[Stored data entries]

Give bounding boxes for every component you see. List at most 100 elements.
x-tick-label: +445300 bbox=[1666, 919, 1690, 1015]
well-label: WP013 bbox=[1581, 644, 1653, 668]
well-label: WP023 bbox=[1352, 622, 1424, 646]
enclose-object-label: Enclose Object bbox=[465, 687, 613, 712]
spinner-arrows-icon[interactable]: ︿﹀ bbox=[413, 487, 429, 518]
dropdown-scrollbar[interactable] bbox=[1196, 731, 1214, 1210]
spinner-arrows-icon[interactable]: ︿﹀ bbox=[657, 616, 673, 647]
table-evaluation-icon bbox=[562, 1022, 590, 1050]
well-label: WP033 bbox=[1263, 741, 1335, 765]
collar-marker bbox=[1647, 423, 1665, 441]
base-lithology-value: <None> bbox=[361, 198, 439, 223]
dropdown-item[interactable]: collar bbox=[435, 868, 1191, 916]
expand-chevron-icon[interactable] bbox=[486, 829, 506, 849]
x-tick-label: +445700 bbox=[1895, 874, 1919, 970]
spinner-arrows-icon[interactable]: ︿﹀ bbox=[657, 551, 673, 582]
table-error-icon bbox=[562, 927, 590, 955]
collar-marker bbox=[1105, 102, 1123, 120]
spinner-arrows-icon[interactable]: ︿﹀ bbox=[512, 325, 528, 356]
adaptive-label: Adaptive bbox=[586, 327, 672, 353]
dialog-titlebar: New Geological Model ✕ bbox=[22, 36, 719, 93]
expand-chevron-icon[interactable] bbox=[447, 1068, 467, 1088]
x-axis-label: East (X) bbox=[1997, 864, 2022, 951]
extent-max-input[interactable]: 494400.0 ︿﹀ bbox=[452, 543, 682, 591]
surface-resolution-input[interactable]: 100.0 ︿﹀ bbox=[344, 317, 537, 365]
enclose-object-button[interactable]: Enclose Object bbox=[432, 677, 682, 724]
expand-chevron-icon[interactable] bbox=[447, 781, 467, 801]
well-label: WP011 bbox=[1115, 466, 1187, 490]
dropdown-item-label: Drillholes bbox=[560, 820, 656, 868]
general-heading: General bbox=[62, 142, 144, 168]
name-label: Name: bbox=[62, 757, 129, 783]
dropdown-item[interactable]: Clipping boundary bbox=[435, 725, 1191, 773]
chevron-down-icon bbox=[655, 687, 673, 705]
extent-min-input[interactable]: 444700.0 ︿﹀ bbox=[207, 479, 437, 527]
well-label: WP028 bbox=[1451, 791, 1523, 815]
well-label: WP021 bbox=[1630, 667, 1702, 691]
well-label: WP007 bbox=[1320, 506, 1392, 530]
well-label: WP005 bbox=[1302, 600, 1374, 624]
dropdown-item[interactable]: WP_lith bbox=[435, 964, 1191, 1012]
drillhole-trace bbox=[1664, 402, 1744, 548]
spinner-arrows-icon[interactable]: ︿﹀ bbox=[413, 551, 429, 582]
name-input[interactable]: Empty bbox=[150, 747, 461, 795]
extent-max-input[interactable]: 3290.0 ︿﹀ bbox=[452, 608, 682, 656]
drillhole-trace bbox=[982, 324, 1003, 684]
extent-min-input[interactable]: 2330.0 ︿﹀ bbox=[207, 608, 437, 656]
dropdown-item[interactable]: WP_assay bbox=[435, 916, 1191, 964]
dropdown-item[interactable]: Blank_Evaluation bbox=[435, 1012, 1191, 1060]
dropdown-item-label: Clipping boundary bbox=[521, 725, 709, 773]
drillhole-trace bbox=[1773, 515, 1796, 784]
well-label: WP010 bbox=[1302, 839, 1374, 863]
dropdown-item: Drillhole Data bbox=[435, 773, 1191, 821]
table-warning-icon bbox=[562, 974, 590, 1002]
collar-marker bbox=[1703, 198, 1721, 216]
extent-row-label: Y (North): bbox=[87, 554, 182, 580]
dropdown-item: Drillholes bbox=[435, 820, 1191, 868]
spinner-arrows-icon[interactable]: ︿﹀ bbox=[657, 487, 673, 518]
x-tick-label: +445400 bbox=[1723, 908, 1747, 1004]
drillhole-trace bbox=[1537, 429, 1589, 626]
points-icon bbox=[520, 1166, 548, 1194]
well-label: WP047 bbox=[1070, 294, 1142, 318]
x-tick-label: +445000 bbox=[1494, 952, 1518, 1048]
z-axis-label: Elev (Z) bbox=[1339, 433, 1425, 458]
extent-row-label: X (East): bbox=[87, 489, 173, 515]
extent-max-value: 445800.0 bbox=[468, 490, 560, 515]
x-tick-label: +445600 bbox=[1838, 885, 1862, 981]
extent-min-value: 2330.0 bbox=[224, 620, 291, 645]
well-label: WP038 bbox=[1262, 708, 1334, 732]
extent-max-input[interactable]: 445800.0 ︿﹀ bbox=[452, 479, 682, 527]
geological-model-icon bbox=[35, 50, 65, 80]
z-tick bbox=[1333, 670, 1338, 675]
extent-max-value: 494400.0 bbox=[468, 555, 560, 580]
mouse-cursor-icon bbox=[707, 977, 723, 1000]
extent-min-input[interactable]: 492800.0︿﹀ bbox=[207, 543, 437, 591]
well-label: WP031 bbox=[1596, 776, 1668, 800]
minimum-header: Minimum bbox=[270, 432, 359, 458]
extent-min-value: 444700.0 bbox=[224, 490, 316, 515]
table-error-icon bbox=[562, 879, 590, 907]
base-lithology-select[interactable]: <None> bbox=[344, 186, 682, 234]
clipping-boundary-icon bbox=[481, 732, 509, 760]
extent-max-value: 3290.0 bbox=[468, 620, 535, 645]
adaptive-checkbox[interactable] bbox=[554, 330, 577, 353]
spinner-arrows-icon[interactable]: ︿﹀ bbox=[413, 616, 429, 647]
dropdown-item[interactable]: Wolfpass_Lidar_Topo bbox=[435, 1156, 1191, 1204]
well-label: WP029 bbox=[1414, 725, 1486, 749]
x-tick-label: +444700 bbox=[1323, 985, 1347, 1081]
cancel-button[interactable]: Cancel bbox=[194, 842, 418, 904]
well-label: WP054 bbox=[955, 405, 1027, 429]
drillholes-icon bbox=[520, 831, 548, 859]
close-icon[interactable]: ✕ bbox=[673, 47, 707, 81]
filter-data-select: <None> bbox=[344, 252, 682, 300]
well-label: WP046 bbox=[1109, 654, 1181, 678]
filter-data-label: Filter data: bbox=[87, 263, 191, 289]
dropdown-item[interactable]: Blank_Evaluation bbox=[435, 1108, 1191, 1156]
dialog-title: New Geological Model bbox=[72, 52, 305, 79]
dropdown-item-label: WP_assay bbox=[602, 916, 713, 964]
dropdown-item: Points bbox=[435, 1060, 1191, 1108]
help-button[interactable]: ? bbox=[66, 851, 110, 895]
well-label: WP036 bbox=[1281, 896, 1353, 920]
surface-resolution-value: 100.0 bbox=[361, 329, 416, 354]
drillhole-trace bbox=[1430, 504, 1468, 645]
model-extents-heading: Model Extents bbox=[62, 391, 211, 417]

_Activity_
Every record must appear in the answer exactly as it appears above.

_Completed task_
Give bounding boxes for every component you see. List at most 100 elements.
x-tick-label: +445300 bbox=[1666, 919, 1690, 1015]
well-label: WP013 bbox=[1581, 644, 1653, 668]
well-label: WP023 bbox=[1352, 622, 1424, 646]
enclose-object-label: Enclose Object bbox=[465, 687, 613, 712]
spinner-arrows-icon[interactable]: ︿﹀ bbox=[413, 487, 429, 518]
dropdown-scrollbar[interactable] bbox=[1196, 731, 1214, 1210]
spinner-arrows-icon[interactable]: ︿﹀ bbox=[657, 616, 673, 647]
table-evaluation-icon bbox=[562, 1022, 590, 1050]
well-label: WP033 bbox=[1263, 741, 1335, 765]
collar-marker bbox=[1647, 423, 1665, 441]
base-lithology-value: <None> bbox=[361, 198, 439, 223]
dropdown-item[interactable]: collar bbox=[435, 868, 1191, 916]
expand-chevron-icon[interactable] bbox=[486, 829, 506, 849]
x-tick-label: +445700 bbox=[1895, 874, 1919, 970]
spinner-arrows-icon[interactable]: ︿﹀ bbox=[657, 551, 673, 582]
table-error-icon bbox=[562, 927, 590, 955]
collar-marker bbox=[1105, 102, 1123, 120]
spinner-arrows-icon[interactable]: ︿﹀ bbox=[512, 325, 528, 356]
adaptive-label: Adaptive bbox=[586, 327, 672, 353]
dialog-titlebar: New Geological Model ✕ bbox=[22, 36, 719, 93]
expand-chevron-icon[interactable] bbox=[447, 1068, 467, 1088]
x-axis-label: East (X) bbox=[1997, 864, 2022, 951]
extent-max-input[interactable]: 494400.0 ︿﹀ bbox=[452, 543, 682, 591]
surface-resolution-input[interactable]: 100.0 ︿﹀ bbox=[344, 317, 537, 365]
enclose-object-button[interactable]: Enclose Object bbox=[432, 677, 682, 724]
expand-chevron-icon[interactable] bbox=[447, 781, 467, 801]
well-label: WP011 bbox=[1115, 466, 1187, 490]
dropdown-item-label: Drillholes bbox=[560, 820, 656, 868]
general-heading: General bbox=[62, 142, 144, 168]
name-label: Name: bbox=[62, 757, 129, 783]
dropdown-item[interactable]: Clipping boundary bbox=[435, 725, 1191, 773]
chevron-down-icon bbox=[655, 687, 673, 705]
extent-min-input[interactable]: 444700.0 ︿﹀ bbox=[207, 479, 437, 527]
well-label: WP028 bbox=[1451, 791, 1523, 815]
well-label: WP021 bbox=[1630, 667, 1702, 691]
well-label: WP007 bbox=[1320, 506, 1392, 530]
well-label: WP005 bbox=[1302, 600, 1374, 624]
dropdown-item[interactable]: WP_lith bbox=[435, 964, 1191, 1012]
drillhole-trace bbox=[1664, 402, 1744, 548]
spinner-arrows-icon[interactable]: ︿﹀ bbox=[413, 551, 429, 582]
name-input[interactable]: Empty bbox=[150, 747, 461, 795]
extent-max-input[interactable]: 3290.0 ︿﹀ bbox=[452, 608, 682, 656]
drillhole-trace bbox=[982, 324, 1003, 684]
extent-min-input[interactable]: 2330.0 ︿﹀ bbox=[207, 608, 437, 656]
dropdown-item[interactable]: WP_assay bbox=[435, 916, 1191, 964]
dropdown-item[interactable]: Blank_Evaluation bbox=[435, 1012, 1191, 1060]
dropdown-item-label: Clipping boundary bbox=[521, 725, 709, 773]
drillhole-trace bbox=[1773, 515, 1796, 784]
well-label: WP010 bbox=[1302, 839, 1374, 863]
dropdown-item: Drillhole Data bbox=[435, 773, 1191, 821]
table-warning-icon bbox=[562, 974, 590, 1002]
collar-marker bbox=[1703, 198, 1721, 216]
extent-row-label: Y (North): bbox=[87, 554, 182, 580]
dropdown-item: Drillholes bbox=[435, 820, 1191, 868]
spinner-arrows-icon[interactable]: ︿﹀ bbox=[657, 487, 673, 518]
x-tick-label: +445400 bbox=[1723, 908, 1747, 1004]
drillhole-trace bbox=[1537, 429, 1589, 626]
points-icon bbox=[520, 1166, 548, 1194]
well-label: WP047 bbox=[1070, 294, 1142, 318]
x-tick-label: +445000 bbox=[1494, 952, 1518, 1048]
z-axis-label: Elev (Z) bbox=[1339, 433, 1425, 458]
extent-row-label: X (East): bbox=[87, 489, 173, 515]
extent-max-value: 445800.0 bbox=[468, 490, 560, 515]
x-tick-label: +445600 bbox=[1838, 885, 1862, 981]
extent-min-value: 2330.0 bbox=[224, 620, 291, 645]
well-label: WP038 bbox=[1262, 708, 1334, 732]
extent-max-input[interactable]: 445800.0 ︿﹀ bbox=[452, 479, 682, 527]
geological-model-icon bbox=[35, 50, 65, 80]
z-tick bbox=[1333, 670, 1338, 675]
extent-max-value: 494400.0 bbox=[468, 555, 560, 580]
mouse-cursor-icon bbox=[707, 977, 723, 1000]
extent-min-input[interactable]: 492800.0︿﹀ bbox=[207, 543, 437, 591]
well-label: WP031 bbox=[1596, 776, 1668, 800]
minimum-header: Minimum bbox=[270, 432, 359, 458]
extent-min-value: 444700.0 bbox=[224, 490, 316, 515]
table-error-icon bbox=[562, 879, 590, 907]
base-lithology-select[interactable]: <None> bbox=[344, 186, 682, 234]
clipping-boundary-icon bbox=[481, 732, 509, 760]
extent-max-value: 3290.0 bbox=[468, 620, 535, 645]
adaptive-checkbox[interactable] bbox=[554, 330, 577, 353]
spinner-arrows-icon[interactable]: ︿﹀ bbox=[413, 616, 429, 647]
dropdown-item[interactable]: Wolfpass_Lidar_Topo bbox=[435, 1156, 1191, 1204]
well-label: WP029 bbox=[1414, 725, 1486, 749]
x-tick-label: +444700 bbox=[1323, 985, 1347, 1081]
cancel-button[interactable]: Cancel bbox=[194, 842, 418, 904]
well-label: WP054 bbox=[955, 405, 1027, 429]
drillholes-icon bbox=[520, 831, 548, 859]
close-icon[interactable]: ✕ bbox=[673, 47, 707, 81]
filter-data-select: <None> bbox=[344, 252, 682, 300]
well-label: WP046 bbox=[1109, 654, 1181, 678]
filter-data-label: Filter data: bbox=[87, 263, 191, 289]
dropdown-item[interactable]: Blank_Evaluation bbox=[435, 1108, 1191, 1156]
dialog-title: New Geological Model bbox=[72, 52, 305, 79]
dropdown-item-label: WP_assay bbox=[602, 916, 713, 964]
dropdown-item: Points bbox=[435, 1060, 1191, 1108]
help-button[interactable]: ? bbox=[66, 851, 110, 895]
well-label: WP036 bbox=[1281, 896, 1353, 920]
surface-resolution-value: 100.0 bbox=[361, 329, 416, 354]
drillhole-trace bbox=[1430, 504, 1468, 645]
model-extents-heading: Model Extents bbox=[62, 391, 211, 417]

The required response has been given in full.